─── DATASET ───

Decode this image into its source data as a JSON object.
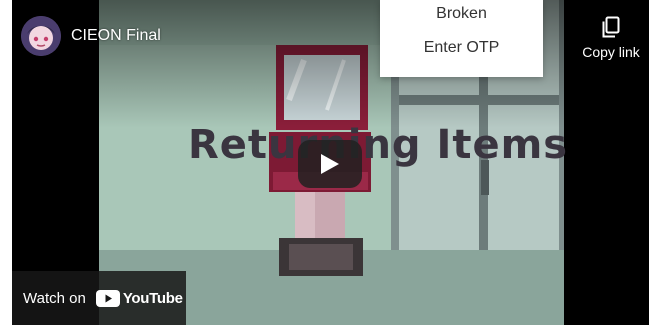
{
  "video": {
    "title": "CIEON Final",
    "overlay_text": "Returning Items",
    "copy_link_label": "Copy link",
    "watch_on_label": "Watch on",
    "youtube_label": "YouTube"
  },
  "menu": {
    "items": [
      {
        "label": "Broken"
      },
      {
        "label": "Enter OTP"
      }
    ]
  },
  "colors": {
    "background": "#000000",
    "scene_wall": "#a9c7b8",
    "kiosk": "#8b1e3a",
    "youtube_red": "#ff0000"
  },
  "icons": {
    "copy": "copy-icon",
    "play": "play-icon",
    "youtube": "youtube-logo-icon"
  }
}
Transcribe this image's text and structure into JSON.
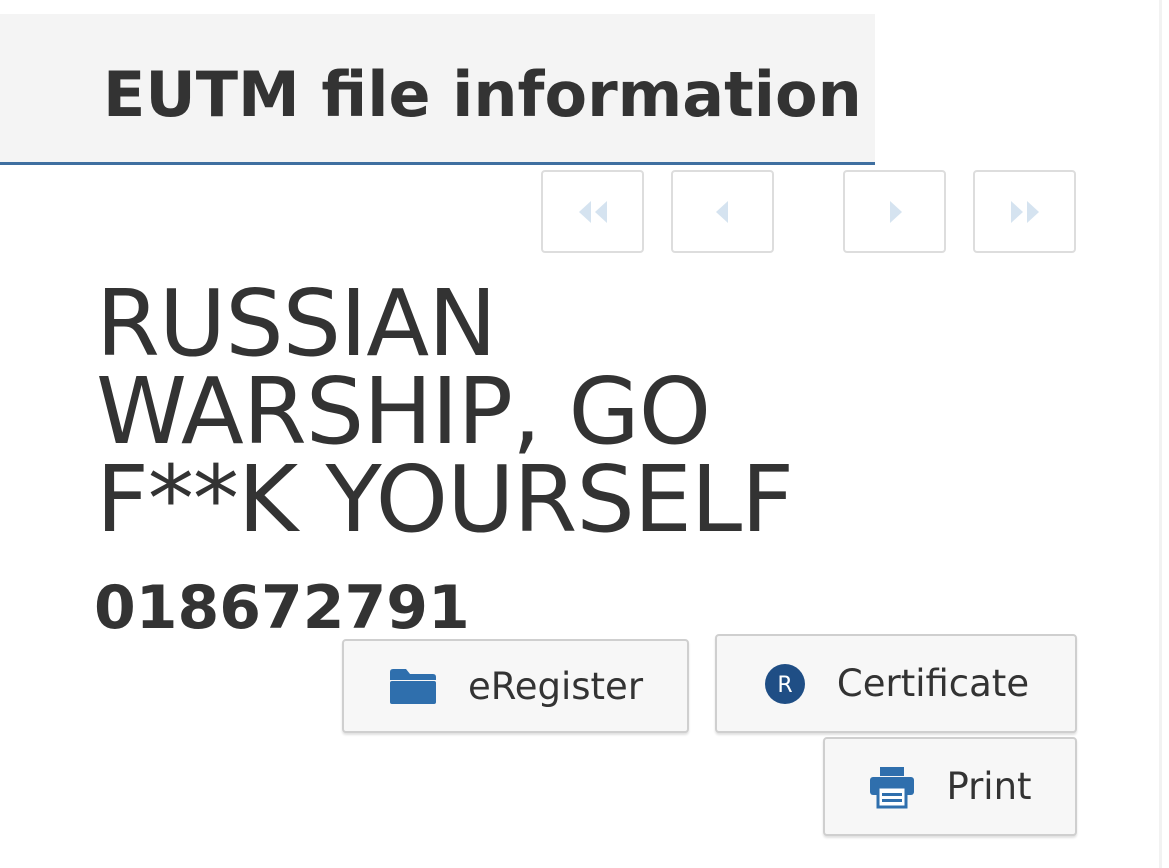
{
  "header": {
    "title": "EUTM file information"
  },
  "navigation": {
    "first_icon": "double-chevron-left-icon",
    "prev_icon": "chevron-left-icon",
    "next_icon": "chevron-right-icon",
    "last_icon": "double-chevron-right-icon"
  },
  "mark": {
    "name_lines": [
      "RUSSIAN",
      "WARSHIP, GO",
      "F**K YOURSELF"
    ],
    "file_number": "018672791"
  },
  "actions": {
    "eregister": {
      "label": "eRegister",
      "icon": "folder-icon"
    },
    "certificate": {
      "label": "Certificate",
      "icon": "registered-icon"
    },
    "print": {
      "label": "Print",
      "icon": "printer-icon"
    }
  },
  "colors": {
    "accent": "#3f6fa0",
    "icon_blue": "#2f6fad",
    "nav_icon": "#d5e3f0",
    "header_bg": "#f4f4f4",
    "text": "#333333"
  }
}
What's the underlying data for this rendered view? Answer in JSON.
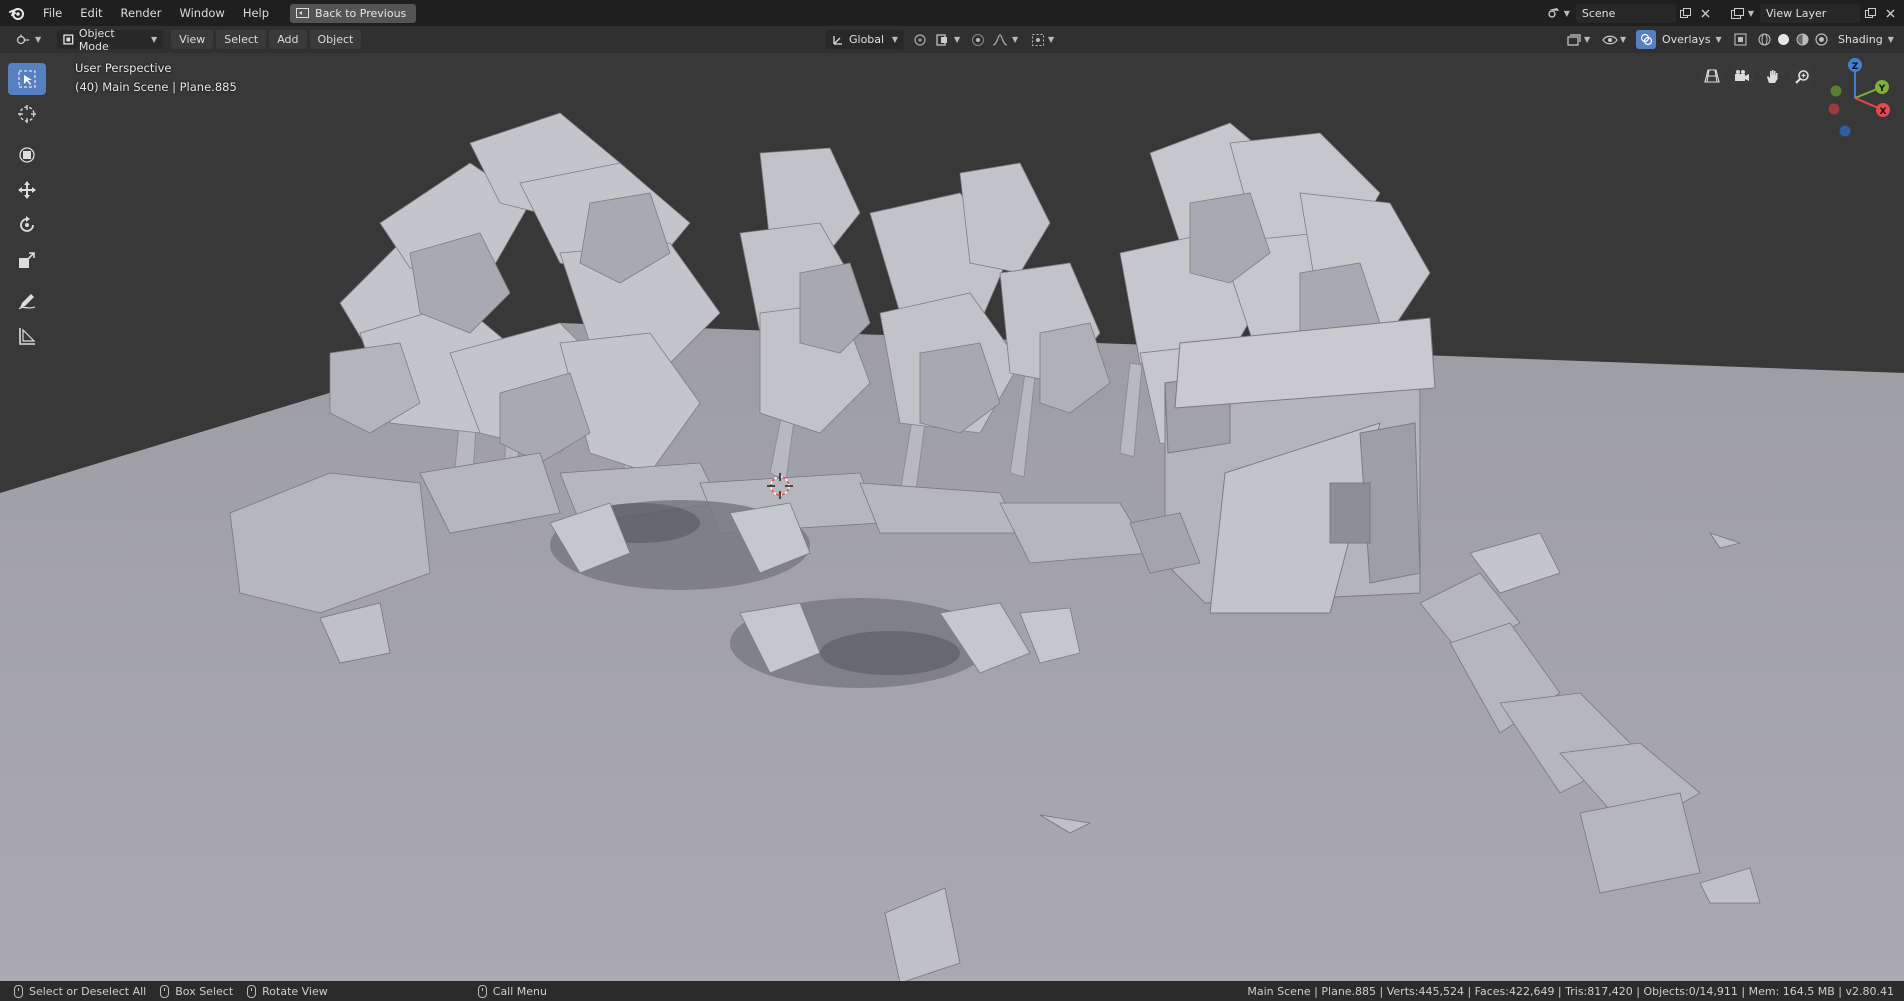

───

» EXERCISE AIM: In this exercise, set down all of the data exactly, without the pictures.

» TASK ANSWER:
Decode this image into its source data as a JSON object.
{
  "video": {
    "title": "CIEON Final",
    "overlay_text": "Returning Items",
    "copy_link_label": "Copy link",
    "watch_on_label": "Watch on",
    "youtube_label": "YouTube"
  },
  "menu": {
    "items": [
      {
        "label": "Broken"
      },
      {
        "label": "Enter OTP"
      }
    ]
  },
  "colors": {
    "background": "#000000",
    "scene_wall": "#a9c7b8",
    "kiosk": "#8b1e3a",
    "youtube_red": "#ff0000"
  },
  "icons": {
    "copy": "copy-icon",
    "play": "play-icon",
    "youtube": "youtube-logo-icon"
  }
}
Transcribe this image's text and structure into JSON.
{
  "header": {
    "title": "EUTM file information"
  },
  "navigation": {
    "first_icon": "double-chevron-left-icon",
    "prev_icon": "chevron-left-icon",
    "next_icon": "chevron-right-icon",
    "last_icon": "double-chevron-right-icon"
  },
  "mark": {
    "name_lines": [
      "RUSSIAN",
      "WARSHIP, GO",
      "F**K YOURSELF"
    ],
    "file_number": "018672791"
  },
  "actions": {
    "eregister": {
      "label": "eRegister",
      "icon": "folder-icon"
    },
    "certificate": {
      "label": "Certificate",
      "icon": "registered-icon"
    },
    "print": {
      "label": "Print",
      "icon": "printer-icon"
    }
  },
  "colors": {
    "accent": "#3f6fa0",
    "icon_blue": "#2f6fad",
    "nav_icon": "#d5e3f0",
    "header_bg": "#f4f4f4",
    "text": "#333333"
  }
}
What's the underlying data for this rendered view? Answer in JSON.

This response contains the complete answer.